- **Instructions to follow**: Copy every entry exactly.

- **Data listing**:
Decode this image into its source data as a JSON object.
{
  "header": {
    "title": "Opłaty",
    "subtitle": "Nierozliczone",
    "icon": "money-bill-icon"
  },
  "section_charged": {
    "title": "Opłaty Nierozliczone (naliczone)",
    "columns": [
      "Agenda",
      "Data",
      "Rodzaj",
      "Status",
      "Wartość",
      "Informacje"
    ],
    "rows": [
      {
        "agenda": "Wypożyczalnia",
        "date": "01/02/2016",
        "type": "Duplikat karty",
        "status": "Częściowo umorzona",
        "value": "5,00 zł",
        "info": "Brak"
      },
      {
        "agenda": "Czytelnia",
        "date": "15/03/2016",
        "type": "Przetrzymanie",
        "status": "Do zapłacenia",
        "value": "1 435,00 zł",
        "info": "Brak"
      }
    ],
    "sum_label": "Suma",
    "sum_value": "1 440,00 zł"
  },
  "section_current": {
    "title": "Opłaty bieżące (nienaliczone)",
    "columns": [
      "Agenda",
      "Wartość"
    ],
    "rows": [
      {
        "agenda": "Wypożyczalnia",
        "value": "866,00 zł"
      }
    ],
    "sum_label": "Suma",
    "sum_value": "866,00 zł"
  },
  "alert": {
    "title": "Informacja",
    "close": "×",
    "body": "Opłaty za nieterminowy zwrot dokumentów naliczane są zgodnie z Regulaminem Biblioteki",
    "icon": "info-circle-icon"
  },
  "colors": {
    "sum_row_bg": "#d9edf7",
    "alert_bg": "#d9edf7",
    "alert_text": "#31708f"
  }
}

- **Worked answer**:
Decode this image into its source data as a JSON object.
{
  "header": {
    "title": "Opłaty",
    "subtitle": "Nierozliczone",
    "icon": "money-bill-icon"
  },
  "section_charged": {
    "title": "Opłaty Nierozliczone (naliczone)",
    "columns": [
      "Agenda",
      "Data",
      "Rodzaj",
      "Status",
      "Wartość",
      "Informacje"
    ],
    "rows": [
      {
        "agenda": "Wypożyczalnia",
        "date": "01/02/2016",
        "type": "Duplikat karty",
        "status": "Częściowo umorzona",
        "value": "5,00 zł",
        "info": "Brak"
      },
      {
        "agenda": "Czytelnia",
        "date": "15/03/2016",
        "type": "Przetrzymanie",
        "status": "Do zapłacenia",
        "value": "1 435,00 zł",
        "info": "Brak"
      }
    ],
    "sum_label": "Suma",
    "sum_value": "1 440,00 zł"
  },
  "section_current": {
    "title": "Opłaty bieżące (nienaliczone)",
    "columns": [
      "Agenda",
      "Wartość"
    ],
    "rows": [
      {
        "agenda": "Wypożyczalnia",
        "value": "866,00 zł"
      }
    ],
    "sum_label": "Suma",
    "sum_value": "866,00 zł"
  },
  "alert": {
    "title": "Informacja",
    "close": "×",
    "body": "Opłaty za nieterminowy zwrot dokumentów naliczane są zgodnie z Regulaminem Biblioteki",
    "icon": "info-circle-icon"
  },
  "colors": {
    "sum_row_bg": "#d9edf7",
    "alert_bg": "#d9edf7",
    "alert_text": "#31708f"
  }
}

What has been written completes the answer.